==== Extracted records

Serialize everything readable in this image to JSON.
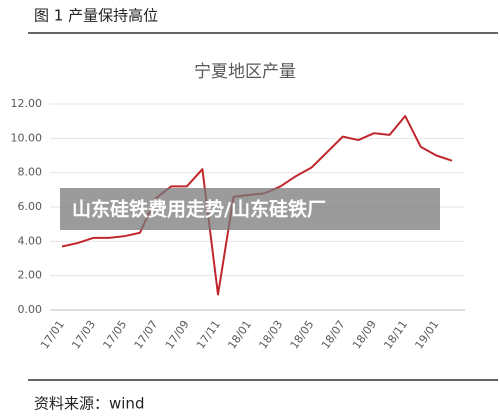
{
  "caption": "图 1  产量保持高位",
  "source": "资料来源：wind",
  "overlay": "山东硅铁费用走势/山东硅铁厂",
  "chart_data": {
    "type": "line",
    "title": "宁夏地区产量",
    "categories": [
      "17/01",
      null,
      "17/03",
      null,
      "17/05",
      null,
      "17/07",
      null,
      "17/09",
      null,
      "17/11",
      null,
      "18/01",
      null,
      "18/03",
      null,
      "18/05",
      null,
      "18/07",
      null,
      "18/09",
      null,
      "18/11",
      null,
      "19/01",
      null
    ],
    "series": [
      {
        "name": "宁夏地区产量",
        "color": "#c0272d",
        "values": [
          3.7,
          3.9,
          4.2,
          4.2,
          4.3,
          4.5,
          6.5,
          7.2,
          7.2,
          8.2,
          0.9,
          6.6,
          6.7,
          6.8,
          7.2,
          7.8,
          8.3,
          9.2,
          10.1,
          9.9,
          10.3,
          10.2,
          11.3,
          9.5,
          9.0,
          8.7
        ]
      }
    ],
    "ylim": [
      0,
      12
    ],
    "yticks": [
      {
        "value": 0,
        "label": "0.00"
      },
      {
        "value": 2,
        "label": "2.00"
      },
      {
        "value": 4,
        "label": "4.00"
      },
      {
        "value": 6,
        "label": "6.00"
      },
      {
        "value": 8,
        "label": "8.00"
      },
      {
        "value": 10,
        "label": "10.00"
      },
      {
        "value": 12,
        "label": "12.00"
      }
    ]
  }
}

========

- Set task
Write out every line of the preceding listing that contains "label".

- Written solution
        "label": "0.00"
        "label": "2.00"
        "label": "4.00"
        "label": "6.00"
        "label": "8.00"
        "label": "10.00"
        "label": "12.00"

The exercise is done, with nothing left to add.